(Task description):
From the listing below, pick out each line with the word "size".

(Data to process):
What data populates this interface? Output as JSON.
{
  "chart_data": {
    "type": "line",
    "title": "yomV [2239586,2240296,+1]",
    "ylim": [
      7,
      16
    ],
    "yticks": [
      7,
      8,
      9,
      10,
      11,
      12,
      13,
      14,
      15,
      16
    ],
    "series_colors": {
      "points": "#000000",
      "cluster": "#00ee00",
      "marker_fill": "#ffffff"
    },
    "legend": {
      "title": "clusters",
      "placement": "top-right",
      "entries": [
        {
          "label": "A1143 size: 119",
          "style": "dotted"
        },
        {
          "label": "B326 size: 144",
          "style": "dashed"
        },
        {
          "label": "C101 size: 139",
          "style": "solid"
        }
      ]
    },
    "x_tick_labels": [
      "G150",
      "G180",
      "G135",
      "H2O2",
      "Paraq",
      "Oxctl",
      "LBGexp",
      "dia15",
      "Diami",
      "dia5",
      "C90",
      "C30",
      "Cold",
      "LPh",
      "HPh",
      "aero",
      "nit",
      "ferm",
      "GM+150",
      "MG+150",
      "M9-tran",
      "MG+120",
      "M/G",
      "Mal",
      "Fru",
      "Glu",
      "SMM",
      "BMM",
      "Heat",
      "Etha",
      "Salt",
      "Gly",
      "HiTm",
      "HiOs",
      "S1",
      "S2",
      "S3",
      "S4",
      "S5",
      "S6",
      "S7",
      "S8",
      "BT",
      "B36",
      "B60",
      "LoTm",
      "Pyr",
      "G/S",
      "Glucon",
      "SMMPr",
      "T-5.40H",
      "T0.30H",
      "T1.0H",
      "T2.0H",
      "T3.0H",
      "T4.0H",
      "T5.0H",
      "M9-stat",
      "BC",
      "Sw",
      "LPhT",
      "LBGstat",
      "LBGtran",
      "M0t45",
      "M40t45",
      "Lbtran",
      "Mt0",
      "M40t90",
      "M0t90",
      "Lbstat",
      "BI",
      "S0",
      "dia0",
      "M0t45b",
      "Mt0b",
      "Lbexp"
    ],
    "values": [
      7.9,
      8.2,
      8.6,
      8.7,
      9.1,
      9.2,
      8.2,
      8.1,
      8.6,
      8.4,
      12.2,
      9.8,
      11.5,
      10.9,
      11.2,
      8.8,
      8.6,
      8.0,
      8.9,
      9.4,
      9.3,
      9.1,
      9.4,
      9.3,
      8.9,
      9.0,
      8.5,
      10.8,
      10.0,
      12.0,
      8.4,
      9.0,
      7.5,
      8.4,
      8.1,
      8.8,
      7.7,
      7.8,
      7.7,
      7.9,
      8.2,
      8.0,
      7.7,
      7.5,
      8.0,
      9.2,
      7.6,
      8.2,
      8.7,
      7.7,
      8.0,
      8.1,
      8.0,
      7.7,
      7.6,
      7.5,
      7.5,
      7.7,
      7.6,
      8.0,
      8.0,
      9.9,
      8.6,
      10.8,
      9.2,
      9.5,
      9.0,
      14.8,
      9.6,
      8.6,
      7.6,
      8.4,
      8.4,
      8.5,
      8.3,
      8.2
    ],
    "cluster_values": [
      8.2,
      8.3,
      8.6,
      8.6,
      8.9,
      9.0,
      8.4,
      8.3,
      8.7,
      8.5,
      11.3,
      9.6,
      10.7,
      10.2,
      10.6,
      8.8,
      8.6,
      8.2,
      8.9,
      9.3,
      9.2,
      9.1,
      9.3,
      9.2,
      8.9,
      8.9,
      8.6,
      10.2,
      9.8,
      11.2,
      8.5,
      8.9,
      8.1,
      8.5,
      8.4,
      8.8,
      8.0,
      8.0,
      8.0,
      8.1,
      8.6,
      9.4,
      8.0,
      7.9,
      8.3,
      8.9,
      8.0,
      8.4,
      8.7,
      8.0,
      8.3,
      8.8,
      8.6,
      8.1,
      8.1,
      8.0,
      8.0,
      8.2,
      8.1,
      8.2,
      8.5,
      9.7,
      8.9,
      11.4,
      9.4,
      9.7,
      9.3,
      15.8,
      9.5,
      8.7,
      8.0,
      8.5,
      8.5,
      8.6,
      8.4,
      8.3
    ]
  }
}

(Task output):
          "label": "A1143 size: 119",
          "label": "B326 size: 144",
          "label": "C101 size: 139",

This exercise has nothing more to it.